===== TASK INPUT =====

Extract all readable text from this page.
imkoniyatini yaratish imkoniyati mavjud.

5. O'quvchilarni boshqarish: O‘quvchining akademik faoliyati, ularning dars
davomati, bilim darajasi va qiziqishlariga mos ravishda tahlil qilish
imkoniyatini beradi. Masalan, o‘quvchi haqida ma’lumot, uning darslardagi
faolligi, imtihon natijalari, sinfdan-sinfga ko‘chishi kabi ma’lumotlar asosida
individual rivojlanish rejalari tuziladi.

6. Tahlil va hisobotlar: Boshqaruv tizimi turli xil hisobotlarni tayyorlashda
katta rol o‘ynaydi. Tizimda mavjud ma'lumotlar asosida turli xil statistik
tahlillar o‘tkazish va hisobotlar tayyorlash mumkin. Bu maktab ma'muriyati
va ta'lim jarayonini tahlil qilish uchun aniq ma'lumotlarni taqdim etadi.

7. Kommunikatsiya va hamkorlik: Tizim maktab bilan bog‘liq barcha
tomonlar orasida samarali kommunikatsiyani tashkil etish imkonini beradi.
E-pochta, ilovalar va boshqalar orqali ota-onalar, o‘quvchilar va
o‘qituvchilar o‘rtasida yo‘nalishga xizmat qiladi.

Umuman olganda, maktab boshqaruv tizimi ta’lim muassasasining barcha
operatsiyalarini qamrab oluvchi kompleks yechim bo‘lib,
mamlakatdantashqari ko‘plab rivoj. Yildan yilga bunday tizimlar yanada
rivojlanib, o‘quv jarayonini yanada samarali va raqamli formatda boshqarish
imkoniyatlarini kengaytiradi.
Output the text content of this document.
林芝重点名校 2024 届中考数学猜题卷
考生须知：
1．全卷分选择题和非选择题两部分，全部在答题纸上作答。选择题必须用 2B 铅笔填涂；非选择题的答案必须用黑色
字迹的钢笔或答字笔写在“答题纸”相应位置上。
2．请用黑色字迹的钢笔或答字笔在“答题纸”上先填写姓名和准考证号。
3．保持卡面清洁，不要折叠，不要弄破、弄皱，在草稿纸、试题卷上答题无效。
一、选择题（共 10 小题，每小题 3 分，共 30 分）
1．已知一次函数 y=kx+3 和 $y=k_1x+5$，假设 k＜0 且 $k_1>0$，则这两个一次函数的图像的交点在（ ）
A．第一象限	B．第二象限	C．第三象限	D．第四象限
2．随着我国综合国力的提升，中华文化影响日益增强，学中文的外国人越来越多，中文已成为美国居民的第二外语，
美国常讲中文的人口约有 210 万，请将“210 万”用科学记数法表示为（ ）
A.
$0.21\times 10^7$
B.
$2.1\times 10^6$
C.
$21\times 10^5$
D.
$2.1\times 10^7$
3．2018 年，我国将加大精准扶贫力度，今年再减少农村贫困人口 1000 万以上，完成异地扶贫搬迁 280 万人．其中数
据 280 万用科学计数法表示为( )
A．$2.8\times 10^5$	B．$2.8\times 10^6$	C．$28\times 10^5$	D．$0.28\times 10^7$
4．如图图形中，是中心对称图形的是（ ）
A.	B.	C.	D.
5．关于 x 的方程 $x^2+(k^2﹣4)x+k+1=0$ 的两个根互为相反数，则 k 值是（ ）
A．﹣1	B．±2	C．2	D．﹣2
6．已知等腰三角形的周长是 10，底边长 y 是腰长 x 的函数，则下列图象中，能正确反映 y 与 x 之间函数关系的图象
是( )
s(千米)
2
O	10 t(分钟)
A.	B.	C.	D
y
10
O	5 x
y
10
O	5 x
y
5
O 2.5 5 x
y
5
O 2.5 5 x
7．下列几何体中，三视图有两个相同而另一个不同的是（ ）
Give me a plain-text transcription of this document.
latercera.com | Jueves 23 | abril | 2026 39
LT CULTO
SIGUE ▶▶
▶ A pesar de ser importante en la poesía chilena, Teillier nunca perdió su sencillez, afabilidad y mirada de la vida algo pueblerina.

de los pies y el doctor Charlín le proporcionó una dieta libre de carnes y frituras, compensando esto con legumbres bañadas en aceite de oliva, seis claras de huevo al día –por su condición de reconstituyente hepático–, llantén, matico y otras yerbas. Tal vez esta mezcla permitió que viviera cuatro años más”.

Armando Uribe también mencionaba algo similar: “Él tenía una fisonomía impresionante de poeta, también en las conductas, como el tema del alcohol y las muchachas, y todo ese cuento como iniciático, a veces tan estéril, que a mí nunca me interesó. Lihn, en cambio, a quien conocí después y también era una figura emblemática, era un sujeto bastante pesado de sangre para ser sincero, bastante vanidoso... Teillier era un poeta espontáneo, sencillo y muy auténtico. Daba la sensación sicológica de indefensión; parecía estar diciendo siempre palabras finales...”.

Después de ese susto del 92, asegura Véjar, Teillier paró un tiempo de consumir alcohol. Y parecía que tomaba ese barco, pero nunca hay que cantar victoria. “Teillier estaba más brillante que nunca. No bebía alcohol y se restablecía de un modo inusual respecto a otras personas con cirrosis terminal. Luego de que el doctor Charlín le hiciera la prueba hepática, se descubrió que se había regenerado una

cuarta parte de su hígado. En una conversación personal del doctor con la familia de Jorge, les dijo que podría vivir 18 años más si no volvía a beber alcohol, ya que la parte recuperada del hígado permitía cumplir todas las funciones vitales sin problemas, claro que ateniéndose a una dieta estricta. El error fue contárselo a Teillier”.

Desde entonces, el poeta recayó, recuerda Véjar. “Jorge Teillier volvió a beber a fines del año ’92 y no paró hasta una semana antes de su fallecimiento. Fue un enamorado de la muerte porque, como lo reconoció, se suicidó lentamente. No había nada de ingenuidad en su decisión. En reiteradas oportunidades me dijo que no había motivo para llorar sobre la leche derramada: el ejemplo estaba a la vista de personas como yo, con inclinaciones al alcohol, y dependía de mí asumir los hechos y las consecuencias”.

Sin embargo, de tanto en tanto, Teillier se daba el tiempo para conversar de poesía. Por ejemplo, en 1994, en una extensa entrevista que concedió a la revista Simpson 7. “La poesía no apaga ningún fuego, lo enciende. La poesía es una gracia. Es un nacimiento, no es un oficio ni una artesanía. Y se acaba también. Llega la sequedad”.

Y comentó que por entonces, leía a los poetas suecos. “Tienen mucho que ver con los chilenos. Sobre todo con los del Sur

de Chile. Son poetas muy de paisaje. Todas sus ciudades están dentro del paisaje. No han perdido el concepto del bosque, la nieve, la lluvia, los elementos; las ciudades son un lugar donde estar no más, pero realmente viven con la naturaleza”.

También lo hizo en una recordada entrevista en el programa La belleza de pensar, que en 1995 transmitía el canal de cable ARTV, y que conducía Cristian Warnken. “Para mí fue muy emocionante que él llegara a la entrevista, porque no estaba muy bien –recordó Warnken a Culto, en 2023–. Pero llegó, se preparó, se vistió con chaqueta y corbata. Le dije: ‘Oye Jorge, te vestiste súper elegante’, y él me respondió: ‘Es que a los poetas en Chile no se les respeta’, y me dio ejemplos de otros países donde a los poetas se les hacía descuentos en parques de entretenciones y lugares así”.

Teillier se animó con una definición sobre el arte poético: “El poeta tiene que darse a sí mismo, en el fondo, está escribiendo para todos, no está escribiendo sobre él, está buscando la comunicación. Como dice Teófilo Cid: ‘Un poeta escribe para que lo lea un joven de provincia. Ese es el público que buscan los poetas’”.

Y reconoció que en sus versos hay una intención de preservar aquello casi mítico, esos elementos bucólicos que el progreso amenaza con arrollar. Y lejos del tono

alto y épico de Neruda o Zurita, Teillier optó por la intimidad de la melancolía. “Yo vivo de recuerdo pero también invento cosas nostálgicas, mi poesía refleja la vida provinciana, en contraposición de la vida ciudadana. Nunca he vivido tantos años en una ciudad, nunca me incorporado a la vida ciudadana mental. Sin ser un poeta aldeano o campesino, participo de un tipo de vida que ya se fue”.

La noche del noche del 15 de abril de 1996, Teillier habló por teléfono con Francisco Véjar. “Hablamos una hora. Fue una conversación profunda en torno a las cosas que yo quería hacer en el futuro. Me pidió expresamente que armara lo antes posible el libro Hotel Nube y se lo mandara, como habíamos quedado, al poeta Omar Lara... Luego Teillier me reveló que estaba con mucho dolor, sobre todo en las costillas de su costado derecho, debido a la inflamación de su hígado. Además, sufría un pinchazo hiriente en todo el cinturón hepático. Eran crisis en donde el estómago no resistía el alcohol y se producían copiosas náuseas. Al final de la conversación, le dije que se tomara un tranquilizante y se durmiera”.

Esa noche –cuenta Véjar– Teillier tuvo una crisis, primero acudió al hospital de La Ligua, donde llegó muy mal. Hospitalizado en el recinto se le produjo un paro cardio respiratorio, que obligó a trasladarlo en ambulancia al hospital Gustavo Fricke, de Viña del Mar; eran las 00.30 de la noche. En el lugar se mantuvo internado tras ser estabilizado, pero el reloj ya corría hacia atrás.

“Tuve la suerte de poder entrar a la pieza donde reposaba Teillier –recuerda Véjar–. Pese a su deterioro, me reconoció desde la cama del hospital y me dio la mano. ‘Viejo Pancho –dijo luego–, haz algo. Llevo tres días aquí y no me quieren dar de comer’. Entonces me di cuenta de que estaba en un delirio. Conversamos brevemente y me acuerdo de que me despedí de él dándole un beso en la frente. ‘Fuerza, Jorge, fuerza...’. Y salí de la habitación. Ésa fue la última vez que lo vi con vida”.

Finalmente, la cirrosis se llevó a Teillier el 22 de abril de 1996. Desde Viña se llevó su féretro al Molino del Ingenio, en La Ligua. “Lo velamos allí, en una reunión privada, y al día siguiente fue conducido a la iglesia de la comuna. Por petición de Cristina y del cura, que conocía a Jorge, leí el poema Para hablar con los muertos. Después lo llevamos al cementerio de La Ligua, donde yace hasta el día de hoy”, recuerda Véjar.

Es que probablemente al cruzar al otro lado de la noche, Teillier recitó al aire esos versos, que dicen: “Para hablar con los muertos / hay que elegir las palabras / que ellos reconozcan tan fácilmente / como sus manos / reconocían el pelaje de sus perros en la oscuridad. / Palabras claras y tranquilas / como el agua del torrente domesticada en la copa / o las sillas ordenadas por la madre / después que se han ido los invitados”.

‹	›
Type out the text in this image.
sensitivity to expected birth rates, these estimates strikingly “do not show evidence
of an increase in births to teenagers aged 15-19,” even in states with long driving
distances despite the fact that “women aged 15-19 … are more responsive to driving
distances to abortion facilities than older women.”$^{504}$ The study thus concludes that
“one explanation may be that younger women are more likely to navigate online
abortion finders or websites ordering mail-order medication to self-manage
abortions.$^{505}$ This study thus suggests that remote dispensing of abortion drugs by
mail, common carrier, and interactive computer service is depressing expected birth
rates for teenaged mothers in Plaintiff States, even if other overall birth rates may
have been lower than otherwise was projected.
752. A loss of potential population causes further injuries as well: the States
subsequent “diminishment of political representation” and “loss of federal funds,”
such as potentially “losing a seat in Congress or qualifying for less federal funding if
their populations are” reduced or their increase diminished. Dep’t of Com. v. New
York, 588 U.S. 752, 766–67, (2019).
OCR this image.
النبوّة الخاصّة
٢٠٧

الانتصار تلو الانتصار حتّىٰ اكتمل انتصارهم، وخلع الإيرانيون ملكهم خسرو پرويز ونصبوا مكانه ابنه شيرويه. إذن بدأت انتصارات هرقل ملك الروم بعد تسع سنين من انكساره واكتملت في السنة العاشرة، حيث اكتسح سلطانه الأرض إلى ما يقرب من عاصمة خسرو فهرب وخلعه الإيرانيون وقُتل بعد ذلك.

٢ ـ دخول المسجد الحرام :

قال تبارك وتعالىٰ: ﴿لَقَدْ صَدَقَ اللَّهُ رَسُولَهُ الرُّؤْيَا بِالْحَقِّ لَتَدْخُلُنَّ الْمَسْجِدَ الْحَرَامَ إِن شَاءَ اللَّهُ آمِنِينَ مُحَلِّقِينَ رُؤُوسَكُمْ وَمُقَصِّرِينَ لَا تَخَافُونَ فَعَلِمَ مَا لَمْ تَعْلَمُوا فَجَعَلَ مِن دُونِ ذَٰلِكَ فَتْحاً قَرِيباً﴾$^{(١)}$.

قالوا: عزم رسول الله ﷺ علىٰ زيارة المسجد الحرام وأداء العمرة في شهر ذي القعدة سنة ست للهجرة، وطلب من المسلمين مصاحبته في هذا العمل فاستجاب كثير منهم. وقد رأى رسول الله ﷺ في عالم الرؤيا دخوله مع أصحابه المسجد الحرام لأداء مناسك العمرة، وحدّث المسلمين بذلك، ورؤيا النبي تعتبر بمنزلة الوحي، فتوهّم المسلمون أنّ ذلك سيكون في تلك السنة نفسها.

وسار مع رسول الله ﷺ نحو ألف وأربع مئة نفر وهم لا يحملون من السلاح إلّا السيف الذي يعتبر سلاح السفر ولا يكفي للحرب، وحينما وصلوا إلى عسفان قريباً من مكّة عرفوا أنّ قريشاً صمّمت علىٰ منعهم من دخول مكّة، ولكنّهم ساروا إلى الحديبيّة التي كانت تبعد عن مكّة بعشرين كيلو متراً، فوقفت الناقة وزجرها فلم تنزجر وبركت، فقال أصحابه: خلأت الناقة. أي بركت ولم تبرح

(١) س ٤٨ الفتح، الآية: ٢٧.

=====

» GIVEN REQUEST
Check each line above for the string "dijo" and show the ones that have it.

» OUTPUT BELOW
cuarta parte de su hígado. En una conversación personal del doctor con la familia de Jorge, les dijo que podría vivir 18 años más si no volvía a beber alcohol, ya que la parte recuperada del hígado permitía cumplir todas las funciones vitales sin problemas, claro que ateniéndose a una dieta estricta. El error fue contárselo a Teillier”.
Desde entonces, el poeta recayó, recuerda Véjar. “Jorge Teillier volvió a beber a fines del año ’92 y no paró hasta una semana antes de su fallecimiento. Fue un enamorado de la muerte porque, como lo reconoció, se suicidó lentamente. No había nada de ingenuidad en su decisión. En reiteradas oportunidades me dijo que no había motivo para llorar sobre la leche derramada: el ejemplo estaba a la vista de personas como yo, con inclinaciones al alcohol, y dependía de mí asumir los hechos y las consecuencias”.
“Tuve la suerte de poder entrar a la pieza donde reposaba Teillier –recuerda Véjar–. Pese a su deterioro, me reconoció desde la cama del hospital y me dio la mano. ‘Viejo Pancho –dijo luego–, haz algo. Llevo tres días aquí y no me quieren dar de comer’. Entonces me di cuenta de que estaba en un delirio. Conversamos brevemente y me acuerdo de que me despedí de él dándole un beso en la frente. ‘Fuerza, Jorge, fuerza...’. Y salí de la habitación. Ésa fue la última vez que lo vi con vida”.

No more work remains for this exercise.